Layout region records
>>>>>

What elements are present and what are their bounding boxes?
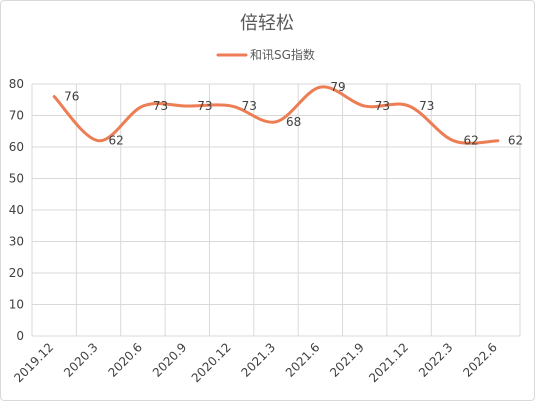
legend-label: 和讯SG指数	[250, 47, 315, 62]
y-tick-label: 40	[9, 203, 24, 217]
y-tick-label: 60	[9, 140, 24, 154]
x-tick-label: 2022.3	[416, 340, 456, 380]
y-tick-label: 20	[9, 266, 24, 280]
x-axis-ticks: 2019.12 2020.3 2020.6 2020.9 2020.12 2021.3 20…	[11, 340, 500, 385]
data-label: 62	[109, 134, 124, 148]
x-tick-label: 2020.6	[105, 340, 145, 380]
data-label: 76	[64, 90, 79, 104]
data-label: 73	[242, 99, 257, 113]
data-label: 62	[463, 134, 478, 148]
data-label: 73	[197, 99, 212, 113]
y-tick-label: 30	[9, 235, 24, 249]
x-tick-label: 2021.3	[239, 340, 279, 380]
data-label: 73	[419, 99, 434, 113]
x-tick-label: 2020.9	[150, 340, 190, 380]
data-label: 73	[375, 99, 390, 113]
x-tick-label: 2022.6	[460, 340, 500, 380]
series-line	[52, 85, 500, 145]
series-layer	[52, 85, 500, 145]
y-tick-label: 80	[9, 77, 24, 91]
y-tick-label: 10	[9, 298, 24, 312]
legend: 和讯SG指数	[216, 47, 315, 62]
x-tick-label: 2020.3	[61, 340, 101, 380]
x-tick-label: 2019.12	[11, 340, 56, 385]
y-tick-label: 0	[16, 329, 24, 343]
y-tick-label: 50	[9, 172, 24, 186]
x-tick-label: 2021.6	[283, 340, 323, 380]
x-tick-label: 2021.12	[366, 340, 411, 385]
data-label: 73	[153, 99, 168, 113]
y-tick-label: 70	[9, 109, 24, 123]
data-label: 68	[286, 115, 301, 129]
chart-title: 倍轻松	[240, 13, 294, 34]
gridlines	[31, 83, 521, 337]
data-label: 79	[330, 80, 345, 94]
y-axis-ticks: 0 10 20 30 40 50 60 70 80	[9, 77, 24, 343]
x-tick-label: 2020.12	[189, 340, 234, 385]
x-tick-label: 2021.9	[327, 340, 367, 380]
data-label: 62	[508, 134, 523, 148]
data-labels: 76 62 73 73 73 68 79 73 73 62 62	[64, 80, 523, 148]
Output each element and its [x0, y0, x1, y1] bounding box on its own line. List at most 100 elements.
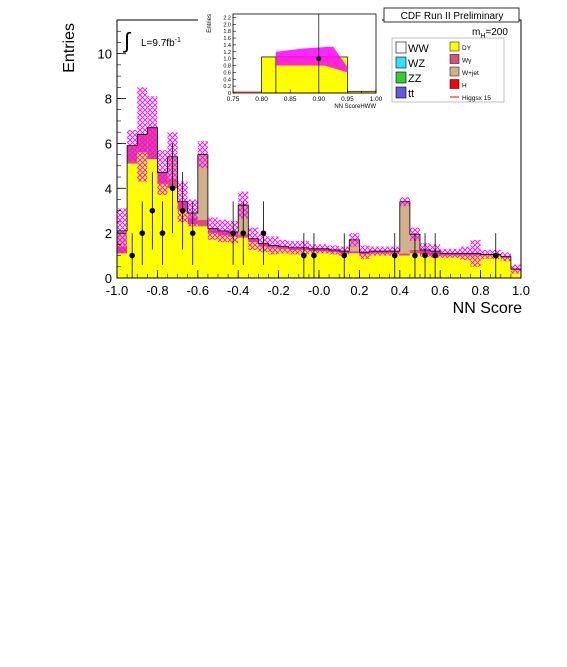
inset-x-title: NN ScoreHWW [334, 104, 376, 110]
dy-bar [369, 253, 380, 278]
inset-bar [261, 56, 277, 94]
svg-text:L=9.7fb-1: L=9.7fb-1 [141, 37, 181, 49]
axes: -1.0 -0.8 -0.6 -0.4 -0.2 -0.0 0.2 0.4 0.6 0.8 1.00… [98, 19, 530, 298]
inset-y-tick-label: 2.2 [223, 15, 231, 21]
x-tick-label: 0.6 [431, 283, 449, 298]
inset-y-tick-label: 0.4 [223, 77, 231, 83]
inset-y-title: Entries [207, 14, 213, 33]
x-tick-label: 0.4 [391, 283, 409, 298]
chart-title: CDF Run II Preliminary [401, 11, 504, 22]
inset-y-tick-label: 0 [228, 91, 231, 97]
dy-bar [268, 247, 279, 278]
inset-axes: 0.75 0.80 0.85 0.90 0.95 1.00 00.20.40.60.81.0… [223, 15, 382, 103]
inset-x-tick-label: 0.80 [255, 96, 268, 103]
inset-chart: 0.75 0.80 0.85 0.90 0.95 1.00 00.20.40.60.81.0… [198, 8, 383, 110]
legend: WW WZ ZZ tt DY Wγ W+jet H Higgsx 15 [391, 37, 505, 103]
dy-bar [319, 251, 330, 278]
y-axis-title: Entries [61, 23, 78, 73]
x-tick-label: -0.8 [146, 283, 168, 298]
dy-bar [218, 235, 229, 278]
luminosity-text: L=9.7fb [141, 38, 175, 49]
wgamma-bar [197, 219, 208, 227]
data-point [149, 207, 156, 214]
data-point [179, 207, 186, 214]
data-point [230, 230, 236, 236]
data-point [260, 230, 267, 236]
dy-bar [500, 257, 511, 278]
inset-x-tick-label: 1.00 [370, 96, 383, 103]
legend-swatch [395, 41, 407, 54]
dy-bar [329, 252, 340, 278]
luminosity-sup: -1 [175, 37, 181, 44]
inset-frame [232, 13, 377, 94]
y-tick-label: 6 [105, 136, 112, 151]
legend-swatch [449, 66, 460, 77]
data-point [412, 252, 418, 259]
inset-y-tick-label: 1.2 [223, 50, 231, 56]
title-box: CDF Run II Preliminary [383, 7, 520, 23]
integral-sign: ∫ [122, 28, 132, 53]
inset-y-tick-label: 2.0 [223, 22, 231, 28]
data-point [432, 252, 438, 259]
legend-label: Higgsx 15 [462, 95, 491, 102]
y-tick-label: 0 [105, 271, 112, 286]
dy-bar [510, 270, 521, 278]
inset-y-tick-label: 1.0 [223, 57, 231, 63]
legend-swatch [395, 71, 407, 84]
dy-bar [278, 248, 289, 278]
inset-point [316, 56, 322, 62]
inset-uncertainty-band [275, 46, 348, 73]
data-point [341, 252, 348, 259]
data-point [139, 230, 146, 236]
x-tick-label: -0.2 [267, 283, 289, 298]
x-tick-label: -0.4 [227, 283, 249, 298]
y-tick-label: 8 [105, 92, 112, 107]
dy-bar [207, 233, 218, 278]
inset-y-tick-label: 0.6 [223, 70, 231, 76]
x-tick-label: -1.0 [106, 283, 128, 298]
legend-swatch [449, 54, 460, 64]
x-tick-label: 0.2 [350, 283, 368, 298]
inset-x-tick-label: 0.75 [227, 96, 240, 103]
legend-label: WZ [408, 58, 425, 70]
inset-y-tick-label: 1.6 [223, 36, 231, 42]
dy-bar [460, 255, 471, 278]
dy-bar [117, 253, 128, 278]
dy-bar [359, 254, 370, 278]
data-point [159, 230, 166, 236]
inset-x-tick-label: 0.85 [284, 96, 297, 103]
luminosity-label: ∫ L=9.7fb-1 [122, 28, 181, 53]
dy-bar [379, 253, 390, 278]
data-point [129, 252, 135, 259]
dy-bar [288, 249, 299, 278]
legend-label: tt [408, 88, 414, 100]
inset-band-area [275, 46, 348, 73]
data-points [129, 143, 499, 278]
y-tick-label: 4 [105, 181, 112, 196]
inset-y-tick-label: 0.2 [223, 84, 231, 90]
y-tick-label: 2 [105, 226, 112, 241]
x-tick-label: -0.0 [308, 283, 330, 298]
inset-y-tick-label: 1.4 [223, 43, 231, 49]
data-point [391, 252, 398, 259]
data-point [492, 252, 499, 259]
dy-bar [480, 255, 491, 278]
dy-bar [399, 255, 410, 278]
inset-y-tick-label: 1.8 [223, 29, 231, 35]
data-point [189, 230, 196, 236]
inset-x-tick-label: 0.90 [312, 96, 325, 103]
dy-bar [197, 226, 208, 278]
dy-bar [349, 253, 360, 278]
wgamma-bar [349, 251, 360, 254]
dy-bar [248, 242, 259, 278]
data-point [422, 252, 428, 259]
legend-swatch [449, 41, 460, 52]
legend-label: ZZ [408, 73, 422, 85]
x-tick-label: -0.6 [187, 283, 209, 298]
x-axis-title: NN Score [453, 300, 522, 317]
data-point [301, 252, 307, 259]
inset-x-tick-label: 0.95 [341, 96, 354, 103]
dy-bar [127, 163, 138, 278]
data-point [240, 230, 247, 236]
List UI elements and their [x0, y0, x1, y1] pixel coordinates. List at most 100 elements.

<<<<<

**Task objective**:
Count the lines above that contain the string "Entries", treating uppercase and lowercase letters as different. Reply with the number alone.

**The result**:
2